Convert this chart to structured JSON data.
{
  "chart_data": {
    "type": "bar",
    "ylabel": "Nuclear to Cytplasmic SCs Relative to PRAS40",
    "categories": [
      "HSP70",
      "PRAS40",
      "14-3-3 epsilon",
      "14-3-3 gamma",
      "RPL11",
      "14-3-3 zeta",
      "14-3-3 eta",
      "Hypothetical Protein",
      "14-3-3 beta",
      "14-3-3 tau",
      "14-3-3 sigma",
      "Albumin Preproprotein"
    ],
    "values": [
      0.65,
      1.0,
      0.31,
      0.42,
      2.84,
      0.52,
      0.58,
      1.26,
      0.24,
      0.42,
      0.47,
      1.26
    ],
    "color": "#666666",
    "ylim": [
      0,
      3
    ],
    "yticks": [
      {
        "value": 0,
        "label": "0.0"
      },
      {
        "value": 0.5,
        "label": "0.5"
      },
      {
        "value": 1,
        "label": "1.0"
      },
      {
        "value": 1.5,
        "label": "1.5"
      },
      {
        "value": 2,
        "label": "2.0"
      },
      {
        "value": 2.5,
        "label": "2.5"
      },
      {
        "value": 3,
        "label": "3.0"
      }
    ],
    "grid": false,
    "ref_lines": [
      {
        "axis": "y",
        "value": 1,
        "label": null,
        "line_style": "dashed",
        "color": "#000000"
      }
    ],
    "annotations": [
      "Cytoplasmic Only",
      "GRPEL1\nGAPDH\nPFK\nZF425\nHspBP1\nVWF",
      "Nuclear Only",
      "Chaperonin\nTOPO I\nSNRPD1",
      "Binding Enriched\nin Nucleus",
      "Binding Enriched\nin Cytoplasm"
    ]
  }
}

-.-.-

◆ What you are asked to do ◆
A word-for-word transcription of the material is required.

◆ Response below ◆
Convert this chart to structured JSON data.
{
  "chart_data": {
    "type": "bar",
    "ylabel": "Nuclear to Cytplasmic SCs Relative to PRAS40",
    "categories": [
      "HSP70",
      "PRAS40",
      "14-3-3 epsilon",
      "14-3-3 gamma",
      "RPL11",
      "14-3-3 zeta",
      "14-3-3 eta",
      "Hypothetical Protein",
      "14-3-3 beta",
      "14-3-3 tau",
      "14-3-3 sigma",
      "Albumin Preproprotein"
    ],
    "values": [
      0.65,
      1.0,
      0.31,
      0.42,
      2.84,
      0.52,
      0.58,
      1.26,
      0.24,
      0.42,
      0.47,
      1.26
    ],
    "color": "#666666",
    "ylim": [
      0,
      3
    ],
    "yticks": [
      {
        "value": 0,
        "label": "0.0"
      },
      {
        "value": 0.5,
        "label": "0.5"
      },
      {
        "value": 1,
        "label": "1.0"
      },
      {
        "value": 1.5,
        "label": "1.5"
      },
      {
        "value": 2,
        "label": "2.0"
      },
      {
        "value": 2.5,
        "label": "2.5"
      },
      {
        "value": 3,
        "label": "3.0"
      }
    ],
    "grid": false,
    "ref_lines": [
      {
        "axis": "y",
        "value": 1,
        "label": null,
        "line_style": "dashed",
        "color": "#000000"
      }
    ],
    "annotations": [
      "Cytoplasmic Only",
      "GRPEL1\nGAPDH\nPFK\nZF425\nHspBP1\nVWF",
      "Nuclear Only",
      "Chaperonin\nTOPO I\nSNRPD1",
      "Binding Enriched\nin Nucleus",
      "Binding Enriched\nin Cytoplasm"
    ]
  }
}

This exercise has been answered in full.